PROVIDED ENTRIES:
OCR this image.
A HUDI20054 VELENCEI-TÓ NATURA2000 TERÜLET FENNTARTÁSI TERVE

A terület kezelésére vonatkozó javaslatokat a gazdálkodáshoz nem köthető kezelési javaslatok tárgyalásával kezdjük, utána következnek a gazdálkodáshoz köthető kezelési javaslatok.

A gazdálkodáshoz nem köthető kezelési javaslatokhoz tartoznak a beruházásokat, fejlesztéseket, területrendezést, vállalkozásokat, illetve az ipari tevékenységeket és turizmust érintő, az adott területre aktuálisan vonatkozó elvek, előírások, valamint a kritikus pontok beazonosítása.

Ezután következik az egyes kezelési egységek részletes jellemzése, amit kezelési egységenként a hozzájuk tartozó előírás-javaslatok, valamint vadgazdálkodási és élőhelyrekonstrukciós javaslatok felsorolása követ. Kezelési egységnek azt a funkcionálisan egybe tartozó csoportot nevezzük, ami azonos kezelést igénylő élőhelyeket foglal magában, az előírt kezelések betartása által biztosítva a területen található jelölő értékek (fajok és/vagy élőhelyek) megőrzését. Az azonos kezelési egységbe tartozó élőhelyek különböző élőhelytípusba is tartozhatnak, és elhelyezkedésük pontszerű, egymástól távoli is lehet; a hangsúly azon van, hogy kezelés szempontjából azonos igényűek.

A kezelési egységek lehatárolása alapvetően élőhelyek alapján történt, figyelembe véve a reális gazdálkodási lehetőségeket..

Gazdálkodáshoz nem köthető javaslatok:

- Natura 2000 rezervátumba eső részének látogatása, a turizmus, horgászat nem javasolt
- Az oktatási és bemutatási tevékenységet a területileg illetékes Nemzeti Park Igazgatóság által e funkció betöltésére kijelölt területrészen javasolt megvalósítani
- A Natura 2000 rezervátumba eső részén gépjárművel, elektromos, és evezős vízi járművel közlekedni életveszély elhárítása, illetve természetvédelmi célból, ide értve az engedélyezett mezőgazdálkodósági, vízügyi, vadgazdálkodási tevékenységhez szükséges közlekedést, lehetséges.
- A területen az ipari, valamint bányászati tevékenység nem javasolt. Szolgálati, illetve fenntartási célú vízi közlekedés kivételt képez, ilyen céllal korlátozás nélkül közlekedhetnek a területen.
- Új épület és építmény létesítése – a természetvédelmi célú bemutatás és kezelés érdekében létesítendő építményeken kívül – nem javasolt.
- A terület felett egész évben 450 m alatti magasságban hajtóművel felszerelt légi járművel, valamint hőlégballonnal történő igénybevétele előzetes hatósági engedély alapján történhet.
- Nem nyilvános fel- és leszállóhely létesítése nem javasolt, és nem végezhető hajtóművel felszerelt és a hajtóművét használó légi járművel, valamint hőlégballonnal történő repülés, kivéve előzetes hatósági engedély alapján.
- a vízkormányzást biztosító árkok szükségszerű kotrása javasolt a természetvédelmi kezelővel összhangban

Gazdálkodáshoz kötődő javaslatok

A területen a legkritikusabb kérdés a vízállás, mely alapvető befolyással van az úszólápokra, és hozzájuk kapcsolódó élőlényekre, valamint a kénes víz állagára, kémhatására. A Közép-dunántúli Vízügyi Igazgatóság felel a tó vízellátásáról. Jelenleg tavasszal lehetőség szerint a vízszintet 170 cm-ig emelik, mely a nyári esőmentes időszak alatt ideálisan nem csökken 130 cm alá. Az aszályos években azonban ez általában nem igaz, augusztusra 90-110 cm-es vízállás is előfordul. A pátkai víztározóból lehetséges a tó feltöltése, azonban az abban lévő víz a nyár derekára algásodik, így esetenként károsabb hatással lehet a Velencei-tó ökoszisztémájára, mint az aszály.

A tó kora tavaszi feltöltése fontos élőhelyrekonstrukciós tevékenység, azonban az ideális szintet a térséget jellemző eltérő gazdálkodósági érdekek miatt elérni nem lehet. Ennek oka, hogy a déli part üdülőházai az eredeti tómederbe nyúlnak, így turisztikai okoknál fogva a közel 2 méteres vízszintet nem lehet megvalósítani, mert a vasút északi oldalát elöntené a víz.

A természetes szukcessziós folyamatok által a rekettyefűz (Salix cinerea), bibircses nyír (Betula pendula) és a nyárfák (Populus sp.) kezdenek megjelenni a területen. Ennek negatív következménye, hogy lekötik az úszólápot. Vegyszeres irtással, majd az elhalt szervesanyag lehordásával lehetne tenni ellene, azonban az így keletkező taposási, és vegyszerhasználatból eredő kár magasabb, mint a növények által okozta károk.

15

TASK BRIEF:
From the entries above, copy every line that holds the word "azonban".

TASK RESPONSE:
A területen a legkritikusabb kérdés a vízállás, mely alapvető befolyással van az úszólápokra, és hozzájuk kapcsolódó élőlényekre, valamint a kénes víz állagára, kémhatására. A Közép-dunántúli Vízügyi Igazgatóság felel a tó vízellátásáról. Jelenleg tavasszal lehetőség szerint a vízszintet 170 cm-ig emelik, mely a nyári esőmentes időszak alatt ideálisan nem csökken 130 cm alá. Az aszályos években azonban ez általában nem igaz, augusztusra 90-110 cm-es vízállás is előfordul. A pátkai víztározóból lehetséges a tó feltöltése, azonban az abban lévő víz a nyár derekára algásodik, így esetenként károsabb hatással lehet a Velencei-tó ökoszisztémájára, mint az aszály.
A tó kora tavaszi feltöltése fontos élőhelyrekonstrukciós tevékenység, azonban az ideális szintet a térséget jellemző eltérő gazdálkodósági érdekek miatt elérni nem lehet. Ennek oka, hogy a déli part üdülőházai az eredeti tómederbe nyúlnak, így turisztikai okoknál fogva a közel 2 méteres vízszintet nem lehet megvalósítani, mert a vasút északi oldalát elöntené a víz.
A természetes szukcessziós folyamatok által a rekettyefűz (Salix cinerea), bibircses nyír (Betula pendula) és a nyárfák (Populus sp.) kezdenek megjelenni a területen. Ennek negatív következménye, hogy lekötik az úszólápot. Vegyszeres irtással, majd az elhalt szervesanyag lehordásával lehetne tenni ellene, azonban az így keletkező taposási, és vegyszerhasználatból eredő kár magasabb, mint a növények által okozta károk.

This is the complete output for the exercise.